**JOB**
Reproduce every line of the records below without any change, omitting the pictures.

**EXCERPTED RECORDS**
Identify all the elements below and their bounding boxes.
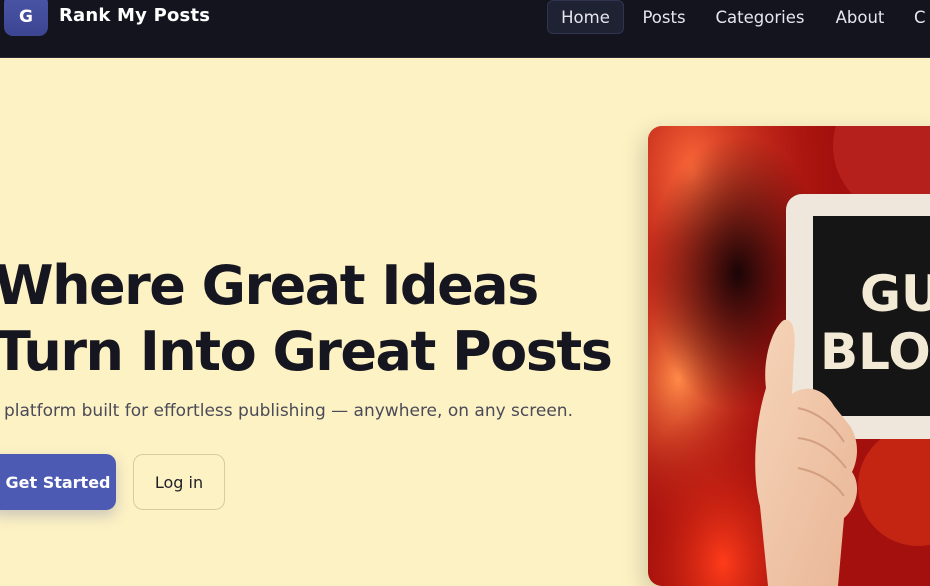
top-navbar: G Rank My Posts Home Posts Categories Ab…: [0, 0, 930, 58]
brand-logo[interactable]: G: [4, 0, 48, 36]
nav-item-categories[interactable]: Categories: [710, 0, 810, 34]
hero-title: Where Great Ideas Turn Into Great Posts: [0, 253, 613, 385]
nav-item-contact[interactable]: C: [914, 0, 930, 34]
hero-title-line: Where Great Ideas: [0, 254, 539, 317]
sign-text-line1: GU: [860, 265, 930, 323]
get-started-button[interactable]: Get Started: [0, 454, 116, 510]
nav-item-label: About: [835, 7, 885, 27]
get-started-label: Get Started: [5, 472, 111, 492]
hero-title-line: Turn Into Great Posts: [0, 320, 613, 383]
login-label: Log in: [154, 472, 204, 492]
nav-item-label: Posts: [642, 7, 686, 27]
sign-text-line2: BLOG: [820, 323, 930, 381]
nav-item-posts[interactable]: Posts: [637, 0, 691, 34]
nav-item-label: Home: [561, 7, 610, 27]
nav-item-home[interactable]: Home: [547, 0, 624, 34]
login-button[interactable]: Log in: [133, 454, 225, 510]
hero-image-graphic: GU BLOG: [648, 126, 930, 586]
nav-item-label: Categories: [715, 7, 805, 27]
hero-image: GU BLOG: [648, 126, 930, 586]
brand-logo-letter: G: [19, 7, 33, 27]
brand-name[interactable]: Rank My Posts: [59, 5, 210, 26]
nav-item-about[interactable]: About: [829, 0, 891, 34]
nav-item-label: C: [914, 7, 926, 27]
hero-subtitle: platform built for effortless publishing…: [4, 401, 573, 421]
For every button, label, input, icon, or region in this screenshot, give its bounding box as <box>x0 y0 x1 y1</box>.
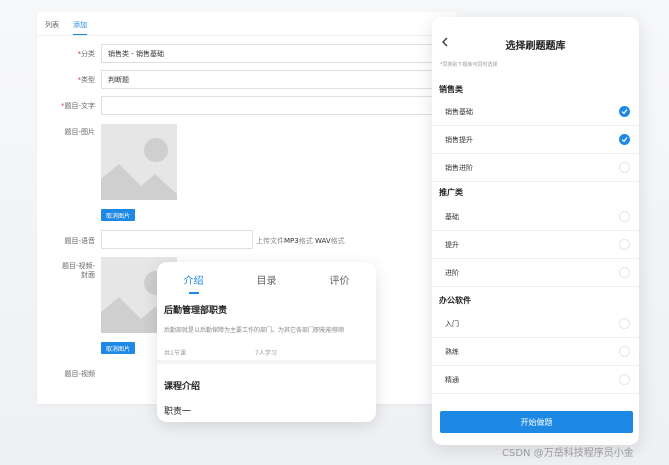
type-label-text: 类型 <box>81 76 95 84</box>
list-item[interactable]: 精通 <box>432 366 639 394</box>
course-tabs: 介绍 目录 评价 <box>157 272 376 287</box>
section-divider <box>157 360 376 364</box>
item-label: 入门 <box>445 320 459 328</box>
tab-list[interactable]: 列表 <box>45 20 59 35</box>
empty-circle-icon[interactable] <box>619 162 630 173</box>
empty-circle-icon[interactable] <box>619 239 630 250</box>
tab-add[interactable]: 添加 <box>73 20 87 35</box>
list-item[interactable]: 熟练 <box>432 338 639 366</box>
empty-circle-icon[interactable] <box>619 211 630 222</box>
text-label-text: 题目-文字 <box>64 102 95 110</box>
tab-divider <box>37 35 457 36</box>
group-title-office: 办公软件 <box>439 296 471 305</box>
list-item[interactable]: 销售提升 <box>432 126 639 154</box>
tab-reviews[interactable]: 评价 <box>330 272 350 287</box>
lesson-count: 共1节课 <box>164 350 186 357</box>
cancel-cover-button[interactable]: 取消图片 <box>101 342 136 354</box>
empty-circle-icon[interactable] <box>619 267 630 278</box>
item-label: 销售提升 <box>445 136 473 144</box>
item-label: 销售进阶 <box>445 164 473 172</box>
audio-format-hint: 上传文件MP3格式 WAV格式 <box>256 237 345 245</box>
watermark: CSDN @万岳科技程序员小金 <box>502 448 634 459</box>
group-title-sales: 销售类 <box>439 85 463 94</box>
empty-circle-icon[interactable] <box>619 346 630 357</box>
admin-tabs: 列表 添加 <box>45 20 87 35</box>
video-label: 题目-视频 <box>64 370 95 378</box>
screenshot-stage: 列表 添加 *分类 销售类 - 销售基础 *类型 判断题 *题目-文字 题目-图… <box>0 0 669 465</box>
tab-catalog[interactable]: 目录 <box>257 272 277 287</box>
list-item[interactable]: 基础 <box>432 203 639 231</box>
image-placeholder-icon <box>101 124 177 200</box>
group-title-promotion: 推广类 <box>439 188 463 197</box>
category-select[interactable]: 销售类 - 销售基础 <box>101 44 441 63</box>
item-label: 精通 <box>445 376 459 384</box>
list-item[interactable]: 销售基础 <box>432 98 639 126</box>
start-practice-button[interactable]: 开始做题 <box>440 411 633 433</box>
video-cover-label: 题目-视频- 封面 <box>61 262 95 279</box>
intro-heading: 课程介绍 <box>164 382 201 392</box>
course-title: 后勤管理部职责 <box>164 306 228 316</box>
empty-circle-icon[interactable] <box>619 318 630 329</box>
category-label-text: 分类 <box>81 50 95 58</box>
empty-circle-icon[interactable] <box>619 374 630 385</box>
picker-hint: *同类别下题库可同时选择 <box>440 62 498 68</box>
course-description: 后勤部就是以后勤保障为主要工作的部门。为其它各部门职能能够顺 <box>164 327 345 334</box>
check-circle-icon[interactable] <box>619 134 630 145</box>
image-label: 题目-图片 <box>64 128 95 136</box>
list-item[interactable]: 进阶 <box>432 259 639 287</box>
question-bank-picker: 选择刷题题库 *同类别下题库可同时选择 销售类 销售基础 销售提升 销售进阶 推… <box>432 17 639 445</box>
type-label: *类型 <box>77 76 96 84</box>
list-item[interactable]: 入门 <box>432 310 639 338</box>
question-text-input[interactable] <box>101 96 441 115</box>
item-label: 提升 <box>445 241 459 249</box>
tab-intro[interactable]: 介绍 <box>184 272 204 287</box>
item-label: 基础 <box>445 213 459 221</box>
list-item[interactable]: 提升 <box>432 231 639 259</box>
duty-heading: 职责一 <box>164 407 192 417</box>
audio-label: 题目-语音 <box>64 237 95 245</box>
category-label: *分类 <box>77 50 96 58</box>
check-circle-icon[interactable] <box>619 106 630 117</box>
item-label: 进阶 <box>445 269 459 277</box>
course-detail-card: 介绍 目录 评价 后勤管理部职责 后勤部就是以后勤保障为主要工作的部门。为其它各… <box>157 262 376 422</box>
image-placeholder[interactable] <box>101 124 177 200</box>
audio-file-input[interactable] <box>101 230 253 249</box>
list-item[interactable]: 销售进阶 <box>432 154 639 182</box>
picker-title: 选择刷题题库 <box>505 41 566 52</box>
type-select[interactable]: 判断题 <box>101 70 441 89</box>
text-label: *题目-文字 <box>60 102 95 110</box>
item-label: 熟练 <box>445 348 459 356</box>
item-label: 销售基础 <box>445 108 473 116</box>
active-tab-indicator <box>189 292 199 294</box>
cancel-image-button[interactable]: 取消图片 <box>101 209 136 221</box>
learner-count: 7人学习 <box>255 350 277 357</box>
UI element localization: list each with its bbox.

**TASK ANSWER**
Identify all the elements below and their bounding boxes.
top-navbar: G Rank My Posts Home Posts Categories Ab…: [0, 0, 930, 58]
brand-logo[interactable]: G: [4, 0, 48, 36]
nav-item-categories[interactable]: Categories: [710, 0, 810, 34]
hero-title: Where Great Ideas Turn Into Great Posts: [0, 253, 613, 385]
nav-item-contact[interactable]: C: [914, 0, 930, 34]
hero-title-line: Where Great Ideas: [0, 254, 539, 317]
sign-text-line1: GU: [860, 265, 930, 323]
get-started-button[interactable]: Get Started: [0, 454, 116, 510]
nav-item-label: About: [835, 7, 885, 27]
get-started-label: Get Started: [5, 472, 111, 492]
hero-title-line: Turn Into Great Posts: [0, 320, 613, 383]
login-label: Log in: [154, 472, 204, 492]
nav-item-label: Posts: [642, 7, 686, 27]
sign-text-line2: BLOG: [820, 323, 930, 381]
nav-item-posts[interactable]: Posts: [637, 0, 691, 34]
nav-item-label: Home: [561, 7, 610, 27]
nav-item-home[interactable]: Home: [547, 0, 624, 34]
login-button[interactable]: Log in: [133, 454, 225, 510]
hero-image-graphic: GU BLOG: [648, 126, 930, 586]
nav-item-label: Categories: [715, 7, 805, 27]
hero-image: GU BLOG: [648, 126, 930, 586]
brand-logo-letter: G: [19, 7, 33, 27]
brand-name[interactable]: Rank My Posts: [59, 5, 210, 26]
nav-item-about[interactable]: About: [829, 0, 891, 34]
nav-item-label: C: [914, 7, 926, 27]
hero-subtitle: platform built for effortless publishing…: [4, 401, 573, 421]
For every button, label, input, icon, or region in this screenshot, give its bounding box as <box>x0 y0 x1 y1</box>.
type-label-text: 类型 <box>81 76 95 84</box>
list-item[interactable]: 精通 <box>432 366 639 394</box>
course-tabs: 介绍 目录 评价 <box>157 272 376 287</box>
section-divider <box>157 360 376 364</box>
item-label: 入门 <box>445 320 459 328</box>
tab-list[interactable]: 列表 <box>45 20 59 35</box>
empty-circle-icon[interactable] <box>619 162 630 173</box>
empty-circle-icon[interactable] <box>619 239 630 250</box>
tab-add[interactable]: 添加 <box>73 20 87 35</box>
list-item[interactable]: 熟练 <box>432 338 639 366</box>
empty-circle-icon[interactable] <box>619 211 630 222</box>
text-label-text: 题目-文字 <box>64 102 95 110</box>
tab-divider <box>37 35 457 36</box>
group-title-office: 办公软件 <box>439 296 471 305</box>
list-item[interactable]: 销售提升 <box>432 126 639 154</box>
tab-reviews[interactable]: 评价 <box>330 272 350 287</box>
lesson-count: 共1节课 <box>164 350 186 357</box>
cancel-cover-button[interactable]: 取消图片 <box>101 342 136 354</box>
empty-circle-icon[interactable] <box>619 267 630 278</box>
item-label: 销售提升 <box>445 136 473 144</box>
item-label: 销售进阶 <box>445 164 473 172</box>
audio-format-hint: 上传文件MP3格式 WAV格式 <box>256 237 345 245</box>
watermark: CSDN @万岳科技程序员小金 <box>502 448 634 459</box>
group-title-sales: 销售类 <box>439 85 463 94</box>
empty-circle-icon[interactable] <box>619 346 630 357</box>
admin-tabs: 列表 添加 <box>45 20 87 35</box>
video-label: 题目-视频 <box>64 370 95 378</box>
screenshot-stage: 列表 添加 *分类 销售类 - 销售基础 *类型 判断题 *题目-文字 题目-图… <box>0 0 669 465</box>
tab-catalog[interactable]: 目录 <box>257 272 277 287</box>
list-item[interactable]: 基础 <box>432 203 639 231</box>
image-placeholder-icon <box>101 124 177 200</box>
group-title-promotion: 推广类 <box>439 188 463 197</box>
category-select[interactable]: 销售类 - 销售基础 <box>101 44 441 63</box>
item-label: 精通 <box>445 376 459 384</box>
list-item[interactable]: 销售基础 <box>432 98 639 126</box>
start-practice-button[interactable]: 开始做题 <box>440 411 633 433</box>
video-cover-label: 题目-视频- 封面 <box>61 262 95 279</box>
intro-heading: 课程介绍 <box>164 382 201 392</box>
course-title: 后勤管理部职责 <box>164 306 228 316</box>
empty-circle-icon[interactable] <box>619 318 630 329</box>
category-label-text: 分类 <box>81 50 95 58</box>
empty-circle-icon[interactable] <box>619 374 630 385</box>
picker-hint: *同类别下题库可同时选择 <box>440 62 498 68</box>
course-description: 后勤部就是以后勤保障为主要工作的部门。为其它各部门职能能够顺 <box>164 327 345 334</box>
check-circle-icon[interactable] <box>619 134 630 145</box>
image-label: 题目-图片 <box>64 128 95 136</box>
list-item[interactable]: 进阶 <box>432 259 639 287</box>
question-bank-picker: 选择刷题题库 *同类别下题库可同时选择 销售类 销售基础 销售提升 销售进阶 推… <box>432 17 639 445</box>
type-label: *类型 <box>77 76 96 84</box>
list-item[interactable]: 入门 <box>432 310 639 338</box>
question-text-input[interactable] <box>101 96 441 115</box>
item-label: 提升 <box>445 241 459 249</box>
tab-intro[interactable]: 介绍 <box>184 272 204 287</box>
item-label: 基础 <box>445 213 459 221</box>
list-item[interactable]: 提升 <box>432 231 639 259</box>
duty-heading: 职责一 <box>164 407 192 417</box>
audio-label: 题目-语音 <box>64 237 95 245</box>
category-label: *分类 <box>77 50 96 58</box>
check-circle-icon[interactable] <box>619 106 630 117</box>
item-label: 进阶 <box>445 269 459 277</box>
course-detail-card: 介绍 目录 评价 后勤管理部职责 后勤部就是以后勤保障为主要工作的部门。为其它各… <box>157 262 376 422</box>
image-placeholder[interactable] <box>101 124 177 200</box>
audio-file-input[interactable] <box>101 230 253 249</box>
list-item[interactable]: 销售进阶 <box>432 154 639 182</box>
picker-title: 选择刷题题库 <box>505 41 566 52</box>
type-select[interactable]: 判断题 <box>101 70 441 89</box>
text-label: *题目-文字 <box>60 102 95 110</box>
item-label: 熟练 <box>445 348 459 356</box>
item-label: 销售基础 <box>445 108 473 116</box>
active-tab-indicator <box>189 292 199 294</box>
cancel-image-button[interactable]: 取消图片 <box>101 209 136 221</box>
learner-count: 7人学习 <box>255 350 277 357</box>
UI element localization: list each with its bbox.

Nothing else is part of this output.